> [Task directions]
Copy out the entries below in full and exactly.

> [Exercise materials]
____________

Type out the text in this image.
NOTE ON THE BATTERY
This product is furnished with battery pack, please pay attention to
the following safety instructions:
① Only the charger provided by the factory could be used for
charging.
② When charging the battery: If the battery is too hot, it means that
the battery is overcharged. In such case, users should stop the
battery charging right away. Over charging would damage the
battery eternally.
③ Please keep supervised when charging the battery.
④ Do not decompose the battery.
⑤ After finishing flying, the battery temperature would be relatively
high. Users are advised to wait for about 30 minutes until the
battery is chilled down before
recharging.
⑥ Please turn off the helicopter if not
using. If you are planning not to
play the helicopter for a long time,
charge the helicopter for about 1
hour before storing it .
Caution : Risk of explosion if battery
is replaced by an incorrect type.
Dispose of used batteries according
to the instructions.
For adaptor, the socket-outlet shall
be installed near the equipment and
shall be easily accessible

____________

> [Full solution]
Type out the text in this image.
NOTE ON THE BATTERY
This product is furnished with battery pack, please pay attention to
the following safety instructions:
① Only the charger provided by the factory could be used for
charging.
② When charging the battery: If the battery is too hot, it means that
the battery is overcharged. In such case, users should stop the
battery charging right away. Over charging would damage the
battery eternally.
③ Please keep supervised when charging the battery.
④ Do not decompose the battery.
⑤ After finishing flying, the battery temperature would be relatively
high. Users are advised to wait for about 30 minutes until the
battery is chilled down before
recharging.
⑥ Please turn off the helicopter if not
using. If you are planning not to
play the helicopter for a long time,
charge the helicopter for about 1
hour before storing it .
Caution : Risk of explosion if battery
is replaced by an incorrect type.
Dispose of used batteries according
to the instructions.
For adaptor, the socket-outlet shall
be installed near the equipment and
shall be easily accessible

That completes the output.